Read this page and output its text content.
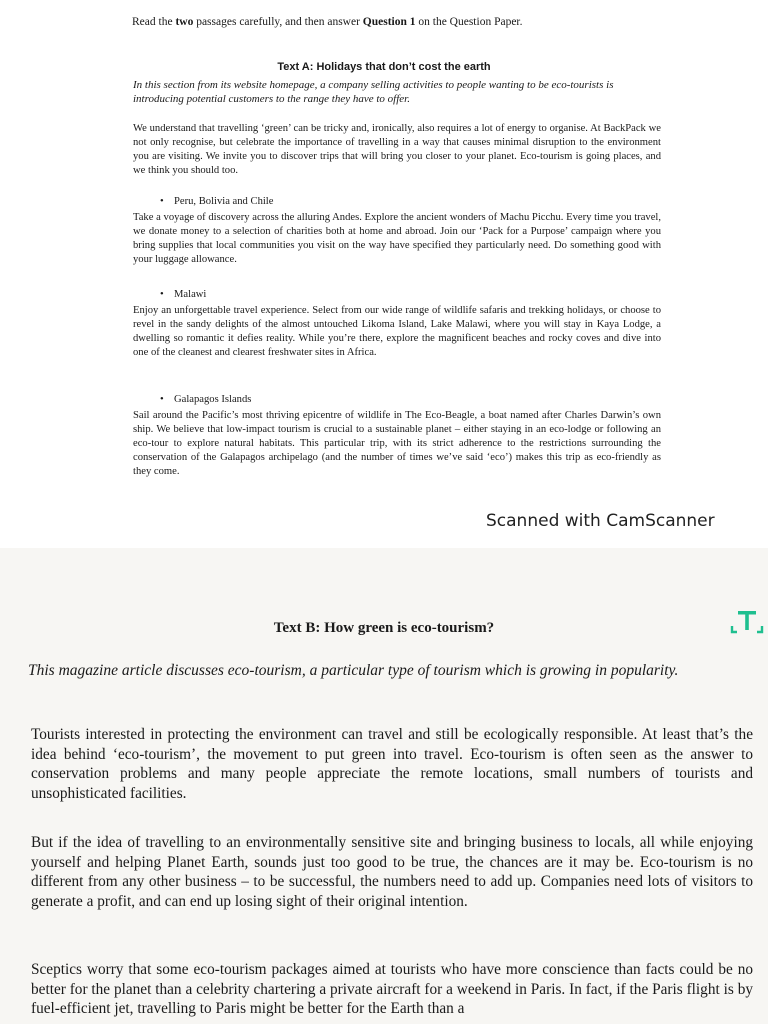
Read the two passages carefully, and then answer Question 1 on the Question Paper.
Text A: Holidays that don’t cost the earth
In this section from its website homepage, a company selling activities to people wanting to be eco-tourists is introducing potential customers to the range they have to offer.
We understand that travelling ‘green’ can be tricky and, ironically, also requires a lot of energy to organise. At BackPack we not only recognise, but celebrate the importance of travelling in a way that causes minimal disruption to the environment you are visiting. We invite you to discover trips that will bring you closer to your planet. Eco-tourism is going places, and we think you should too.
• Peru, Bolivia and Chile
Take a voyage of discovery across the alluring Andes. Explore the ancient wonders of Machu Picchu. Every time you travel, we donate money to a selection of charities both at home and abroad. Join our ‘Pack for a Purpose’ campaign where you bring supplies that local communities you visit on the way have specified they particularly need. Do something good with your luggage allowance.
• Malawi
Enjoy an unforgettable travel experience. Select from our wide range of wildlife safaris and trekking holidays, or choose to revel in the sandy delights of the almost untouched Likoma Island, Lake Malawi, where you will stay in Kaya Lodge, a dwelling so romantic it defies reality. While you’re there, explore the magnificent beaches and rocky coves and dive into one of the cleanest and clearest freshwater sites in Africa.
• Galapagos Islands
Sail around the Pacific’s most thriving epicentre of wildlife in The Eco-Beagle, a boat named after Charles Darwin’s own ship. We believe that low-impact tourism is crucial to a sustainable planet – either staying in an eco-lodge or following an eco-tour to explore natural habitats. This particular trip, with its strict adherence to the restrictions surrounding the conservation of the Galapagos archipelago (and the number of times we’ve said ‘eco’) makes this trip as eco-friendly as they come.
Scanned with CamScanner
Text B: How green is eco-tourism?
This magazine article discusses eco-tourism, a particular type of tourism which is growing in popularity.
Tourists interested in protecting the environment can travel and still be ecologically responsible. At least that’s the idea behind ‘eco-tourism’, the movement to put green into travel. Eco-tourism is often seen as the answer to conservation problems and many people appreciate the remote locations, small numbers of tourists and unsophisticated facilities.
But if the idea of travelling to an environmentally sensitive site and bringing business to locals, all while enjoying yourself and helping Planet Earth, sounds just too good to be true, the chances are it may be. Eco-tourism is no different from any other business – to be successful, the numbers need to add up. Companies need lots of visitors to generate a profit, and can end up losing sight of their original intention.
Sceptics worry that some eco-tourism packages aimed at tourists who have more conscience than facts could be no better for the planet than a celebrity chartering a private aircraft for a weekend in Paris. In fact, if the Paris flight is by fuel-efficient jet, travelling to Paris might be better for the Earth than a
┄┄┄┄┄┄┄┄┄┄
**WRITTEN EXERCISE**
Using the records above, select and copy every line that has the word "Galapagos".

**WRITTEN ANSWER**
• Galapagos Islands
Sail around the Pacific’s most thriving epicentre of wildlife in The Eco-Beagle, a boat named after Charles Darwin’s own ship. We believe that low-impact tourism is crucial to a sustainable planet – either staying in an eco-lodge or following an eco-tour to explore natural habitats. This particular trip, with its strict adherence to the restrictions surrounding the conservation of the Galapagos archipelago (and the number of times we’ve said ‘eco’) makes this trip as eco-friendly as they come.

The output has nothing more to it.